— Do this —
Transcribe all records exactly.

— Given records —
═══

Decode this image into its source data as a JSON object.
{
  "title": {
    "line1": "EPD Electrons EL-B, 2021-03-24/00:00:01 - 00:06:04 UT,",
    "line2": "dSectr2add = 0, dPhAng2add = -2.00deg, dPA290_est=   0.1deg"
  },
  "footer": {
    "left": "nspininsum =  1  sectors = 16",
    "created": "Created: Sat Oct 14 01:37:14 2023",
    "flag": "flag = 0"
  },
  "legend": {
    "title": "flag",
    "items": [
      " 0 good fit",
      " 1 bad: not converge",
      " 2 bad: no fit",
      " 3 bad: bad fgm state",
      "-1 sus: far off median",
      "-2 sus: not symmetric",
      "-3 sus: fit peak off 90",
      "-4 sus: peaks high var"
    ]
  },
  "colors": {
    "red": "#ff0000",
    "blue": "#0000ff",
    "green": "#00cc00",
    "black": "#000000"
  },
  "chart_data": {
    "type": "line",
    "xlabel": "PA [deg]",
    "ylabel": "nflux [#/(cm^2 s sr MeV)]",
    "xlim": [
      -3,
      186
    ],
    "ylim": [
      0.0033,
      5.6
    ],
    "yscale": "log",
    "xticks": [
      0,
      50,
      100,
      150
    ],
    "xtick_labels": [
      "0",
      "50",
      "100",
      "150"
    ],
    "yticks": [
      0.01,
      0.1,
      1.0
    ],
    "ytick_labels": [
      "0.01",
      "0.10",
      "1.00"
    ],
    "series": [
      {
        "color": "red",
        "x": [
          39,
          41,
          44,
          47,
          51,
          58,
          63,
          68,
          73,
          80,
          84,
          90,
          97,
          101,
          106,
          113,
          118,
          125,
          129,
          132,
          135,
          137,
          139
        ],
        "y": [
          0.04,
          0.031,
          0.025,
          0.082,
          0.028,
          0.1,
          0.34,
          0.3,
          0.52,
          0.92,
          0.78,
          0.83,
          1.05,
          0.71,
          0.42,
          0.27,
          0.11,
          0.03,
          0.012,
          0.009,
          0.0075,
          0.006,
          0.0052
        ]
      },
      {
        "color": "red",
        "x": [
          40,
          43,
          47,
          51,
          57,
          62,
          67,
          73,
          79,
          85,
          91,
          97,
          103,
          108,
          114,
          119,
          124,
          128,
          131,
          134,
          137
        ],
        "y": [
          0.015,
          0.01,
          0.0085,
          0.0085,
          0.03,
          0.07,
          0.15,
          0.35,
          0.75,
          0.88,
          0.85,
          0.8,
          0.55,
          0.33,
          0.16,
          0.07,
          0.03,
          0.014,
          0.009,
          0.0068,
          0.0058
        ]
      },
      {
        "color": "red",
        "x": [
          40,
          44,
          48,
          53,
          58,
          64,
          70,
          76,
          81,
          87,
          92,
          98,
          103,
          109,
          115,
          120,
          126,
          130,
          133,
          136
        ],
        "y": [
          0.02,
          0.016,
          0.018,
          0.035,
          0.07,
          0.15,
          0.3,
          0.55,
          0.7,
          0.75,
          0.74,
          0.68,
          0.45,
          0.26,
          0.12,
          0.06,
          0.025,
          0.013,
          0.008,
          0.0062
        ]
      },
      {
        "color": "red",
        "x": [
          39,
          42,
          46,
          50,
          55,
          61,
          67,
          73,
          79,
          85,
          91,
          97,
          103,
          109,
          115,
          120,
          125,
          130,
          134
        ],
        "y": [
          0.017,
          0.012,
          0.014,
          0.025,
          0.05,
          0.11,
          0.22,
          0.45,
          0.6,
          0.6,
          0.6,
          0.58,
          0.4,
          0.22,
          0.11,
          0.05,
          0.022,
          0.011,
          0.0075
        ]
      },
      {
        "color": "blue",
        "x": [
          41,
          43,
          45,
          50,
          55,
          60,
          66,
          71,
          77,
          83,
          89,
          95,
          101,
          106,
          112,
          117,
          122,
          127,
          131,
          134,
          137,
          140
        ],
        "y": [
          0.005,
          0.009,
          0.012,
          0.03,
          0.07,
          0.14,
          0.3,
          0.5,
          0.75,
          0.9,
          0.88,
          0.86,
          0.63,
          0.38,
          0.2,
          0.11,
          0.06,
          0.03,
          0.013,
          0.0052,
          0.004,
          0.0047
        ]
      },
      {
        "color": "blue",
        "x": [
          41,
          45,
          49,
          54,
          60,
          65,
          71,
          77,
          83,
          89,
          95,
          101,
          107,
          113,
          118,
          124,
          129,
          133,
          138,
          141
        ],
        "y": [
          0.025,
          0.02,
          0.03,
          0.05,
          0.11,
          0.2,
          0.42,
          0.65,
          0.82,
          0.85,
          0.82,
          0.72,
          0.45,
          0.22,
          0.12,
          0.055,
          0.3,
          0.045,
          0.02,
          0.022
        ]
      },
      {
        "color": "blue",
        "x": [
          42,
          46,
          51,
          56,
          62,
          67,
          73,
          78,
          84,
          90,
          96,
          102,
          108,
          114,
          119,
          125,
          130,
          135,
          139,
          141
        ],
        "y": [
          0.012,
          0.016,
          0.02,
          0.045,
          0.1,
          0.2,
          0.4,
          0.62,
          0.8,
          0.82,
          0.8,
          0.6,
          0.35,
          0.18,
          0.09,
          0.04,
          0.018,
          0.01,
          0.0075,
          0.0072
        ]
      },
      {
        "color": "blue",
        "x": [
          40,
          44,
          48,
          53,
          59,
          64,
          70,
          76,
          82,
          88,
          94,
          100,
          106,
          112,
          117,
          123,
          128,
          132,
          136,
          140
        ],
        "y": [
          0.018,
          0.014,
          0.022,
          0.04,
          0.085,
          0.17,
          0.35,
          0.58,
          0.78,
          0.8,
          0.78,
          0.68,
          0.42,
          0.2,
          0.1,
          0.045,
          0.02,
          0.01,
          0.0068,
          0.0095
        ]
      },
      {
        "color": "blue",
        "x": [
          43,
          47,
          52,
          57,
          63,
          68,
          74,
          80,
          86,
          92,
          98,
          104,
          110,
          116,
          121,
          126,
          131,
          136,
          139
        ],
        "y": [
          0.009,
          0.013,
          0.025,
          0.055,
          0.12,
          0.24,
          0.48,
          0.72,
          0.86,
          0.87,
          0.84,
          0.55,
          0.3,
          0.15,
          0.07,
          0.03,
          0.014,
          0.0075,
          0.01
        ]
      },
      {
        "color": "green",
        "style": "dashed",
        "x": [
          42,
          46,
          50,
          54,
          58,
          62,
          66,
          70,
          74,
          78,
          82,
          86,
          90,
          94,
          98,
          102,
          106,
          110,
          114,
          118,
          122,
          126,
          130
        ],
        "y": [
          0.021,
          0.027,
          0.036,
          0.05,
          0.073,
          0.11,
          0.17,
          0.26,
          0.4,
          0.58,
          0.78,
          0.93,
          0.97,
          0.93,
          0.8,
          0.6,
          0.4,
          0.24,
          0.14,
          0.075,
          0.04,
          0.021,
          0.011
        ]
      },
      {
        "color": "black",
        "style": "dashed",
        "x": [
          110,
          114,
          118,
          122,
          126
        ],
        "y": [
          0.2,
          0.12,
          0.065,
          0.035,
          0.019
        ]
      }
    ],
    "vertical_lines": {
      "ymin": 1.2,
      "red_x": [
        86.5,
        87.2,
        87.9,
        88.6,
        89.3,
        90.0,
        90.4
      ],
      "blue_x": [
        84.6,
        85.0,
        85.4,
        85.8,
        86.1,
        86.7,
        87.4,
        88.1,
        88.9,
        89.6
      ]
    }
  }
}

═══

— Output —
Decode this image into its source data as a JSON object.
{
  "title": {
    "line1": "EPD Electrons EL-B, 2021-03-24/00:00:01 - 00:06:04 UT,",
    "line2": "dSectr2add = 0, dPhAng2add = -2.00deg, dPA290_est=   0.1deg"
  },
  "footer": {
    "left": "nspininsum =  1  sectors = 16",
    "created": "Created: Sat Oct 14 01:37:14 2023",
    "flag": "flag = 0"
  },
  "legend": {
    "title": "flag",
    "items": [
      " 0 good fit",
      " 1 bad: not converge",
      " 2 bad: no fit",
      " 3 bad: bad fgm state",
      "-1 sus: far off median",
      "-2 sus: not symmetric",
      "-3 sus: fit peak off 90",
      "-4 sus: peaks high var"
    ]
  },
  "colors": {
    "red": "#ff0000",
    "blue": "#0000ff",
    "green": "#00cc00",
    "black": "#000000"
  },
  "chart_data": {
    "type": "line",
    "xlabel": "PA [deg]",
    "ylabel": "nflux [#/(cm^2 s sr MeV)]",
    "xlim": [
      -3,
      186
    ],
    "ylim": [
      0.0033,
      5.6
    ],
    "yscale": "log",
    "xticks": [
      0,
      50,
      100,
      150
    ],
    "xtick_labels": [
      "0",
      "50",
      "100",
      "150"
    ],
    "yticks": [
      0.01,
      0.1,
      1.0
    ],
    "ytick_labels": [
      "0.01",
      "0.10",
      "1.00"
    ],
    "series": [
      {
        "color": "red",
        "x": [
          39,
          41,
          44,
          47,
          51,
          58,
          63,
          68,
          73,
          80,
          84,
          90,
          97,
          101,
          106,
          113,
          118,
          125,
          129,
          132,
          135,
          137,
          139
        ],
        "y": [
          0.04,
          0.031,
          0.025,
          0.082,
          0.028,
          0.1,
          0.34,
          0.3,
          0.52,
          0.92,
          0.78,
          0.83,
          1.05,
          0.71,
          0.42,
          0.27,
          0.11,
          0.03,
          0.012,
          0.009,
          0.0075,
          0.006,
          0.0052
        ]
      },
      {
        "color": "red",
        "x": [
          40,
          43,
          47,
          51,
          57,
          62,
          67,
          73,
          79,
          85,
          91,
          97,
          103,
          108,
          114,
          119,
          124,
          128,
          131,
          134,
          137
        ],
        "y": [
          0.015,
          0.01,
          0.0085,
          0.0085,
          0.03,
          0.07,
          0.15,
          0.35,
          0.75,
          0.88,
          0.85,
          0.8,
          0.55,
          0.33,
          0.16,
          0.07,
          0.03,
          0.014,
          0.009,
          0.0068,
          0.0058
        ]
      },
      {
        "color": "red",
        "x": [
          40,
          44,
          48,
          53,
          58,
          64,
          70,
          76,
          81,
          87,
          92,
          98,
          103,
          109,
          115,
          120,
          126,
          130,
          133,
          136
        ],
        "y": [
          0.02,
          0.016,
          0.018,
          0.035,
          0.07,
          0.15,
          0.3,
          0.55,
          0.7,
          0.75,
          0.74,
          0.68,
          0.45,
          0.26,
          0.12,
          0.06,
          0.025,
          0.013,
          0.008,
          0.0062
        ]
      },
      {
        "color": "red",
        "x": [
          39,
          42,
          46,
          50,
          55,
          61,
          67,
          73,
          79,
          85,
          91,
          97,
          103,
          109,
          115,
          120,
          125,
          130,
          134
        ],
        "y": [
          0.017,
          0.012,
          0.014,
          0.025,
          0.05,
          0.11,
          0.22,
          0.45,
          0.6,
          0.6,
          0.6,
          0.58,
          0.4,
          0.22,
          0.11,
          0.05,
          0.022,
          0.011,
          0.0075
        ]
      },
      {
        "color": "blue",
        "x": [
          41,
          43,
          45,
          50,
          55,
          60,
          66,
          71,
          77,
          83,
          89,
          95,
          101,
          106,
          112,
          117,
          122,
          127,
          131,
          134,
          137,
          140
        ],
        "y": [
          0.005,
          0.009,
          0.012,
          0.03,
          0.07,
          0.14,
          0.3,
          0.5,
          0.75,
          0.9,
          0.88,
          0.86,
          0.63,
          0.38,
          0.2,
          0.11,
          0.06,
          0.03,
          0.013,
          0.0052,
          0.004,
          0.0047
        ]
      },
      {
        "color": "blue",
        "x": [
          41,
          45,
          49,
          54,
          60,
          65,
          71,
          77,
          83,
          89,
          95,
          101,
          107,
          113,
          118,
          124,
          129,
          133,
          138,
          141
        ],
        "y": [
          0.025,
          0.02,
          0.03,
          0.05,
          0.11,
          0.2,
          0.42,
          0.65,
          0.82,
          0.85,
          0.82,
          0.72,
          0.45,
          0.22,
          0.12,
          0.055,
          0.3,
          0.045,
          0.02,
          0.022
        ]
      },
      {
        "color": "blue",
        "x": [
          42,
          46,
          51,
          56,
          62,
          67,
          73,
          78,
          84,
          90,
          96,
          102,
          108,
          114,
          119,
          125,
          130,
          135,
          139,
          141
        ],
        "y": [
          0.012,
          0.016,
          0.02,
          0.045,
          0.1,
          0.2,
          0.4,
          0.62,
          0.8,
          0.82,
          0.8,
          0.6,
          0.35,
          0.18,
          0.09,
          0.04,
          0.018,
          0.01,
          0.0075,
          0.0072
        ]
      },
      {
        "color": "blue",
        "x": [
          40,
          44,
          48,
          53,
          59,
          64,
          70,
          76,
          82,
          88,
          94,
          100,
          106,
          112,
          117,
          123,
          128,
          132,
          136,
          140
        ],
        "y": [
          0.018,
          0.014,
          0.022,
          0.04,
          0.085,
          0.17,
          0.35,
          0.58,
          0.78,
          0.8,
          0.78,
          0.68,
          0.42,
          0.2,
          0.1,
          0.045,
          0.02,
          0.01,
          0.0068,
          0.0095
        ]
      },
      {
        "color": "blue",
        "x": [
          43,
          47,
          52,
          57,
          63,
          68,
          74,
          80,
          86,
          92,
          98,
          104,
          110,
          116,
          121,
          126,
          131,
          136,
          139
        ],
        "y": [
          0.009,
          0.013,
          0.025,
          0.055,
          0.12,
          0.24,
          0.48,
          0.72,
          0.86,
          0.87,
          0.84,
          0.55,
          0.3,
          0.15,
          0.07,
          0.03,
          0.014,
          0.0075,
          0.01
        ]
      },
      {
        "color": "green",
        "style": "dashed",
        "x": [
          42,
          46,
          50,
          54,
          58,
          62,
          66,
          70,
          74,
          78,
          82,
          86,
          90,
          94,
          98,
          102,
          106,
          110,
          114,
          118,
          122,
          126,
          130
        ],
        "y": [
          0.021,
          0.027,
          0.036,
          0.05,
          0.073,
          0.11,
          0.17,
          0.26,
          0.4,
          0.58,
          0.78,
          0.93,
          0.97,
          0.93,
          0.8,
          0.6,
          0.4,
          0.24,
          0.14,
          0.075,
          0.04,
          0.021,
          0.011
        ]
      },
      {
        "color": "black",
        "style": "dashed",
        "x": [
          110,
          114,
          118,
          122,
          126
        ],
        "y": [
          0.2,
          0.12,
          0.065,
          0.035,
          0.019
        ]
      }
    ],
    "vertical_lines": {
      "ymin": 1.2,
      "red_x": [
        86.5,
        87.2,
        87.9,
        88.6,
        89.3,
        90.0,
        90.4
      ],
      "blue_x": [
        84.6,
        85.0,
        85.4,
        85.8,
        86.1,
        86.7,
        87.4,
        88.1,
        88.9,
        89.6
      ]
    }
  }
}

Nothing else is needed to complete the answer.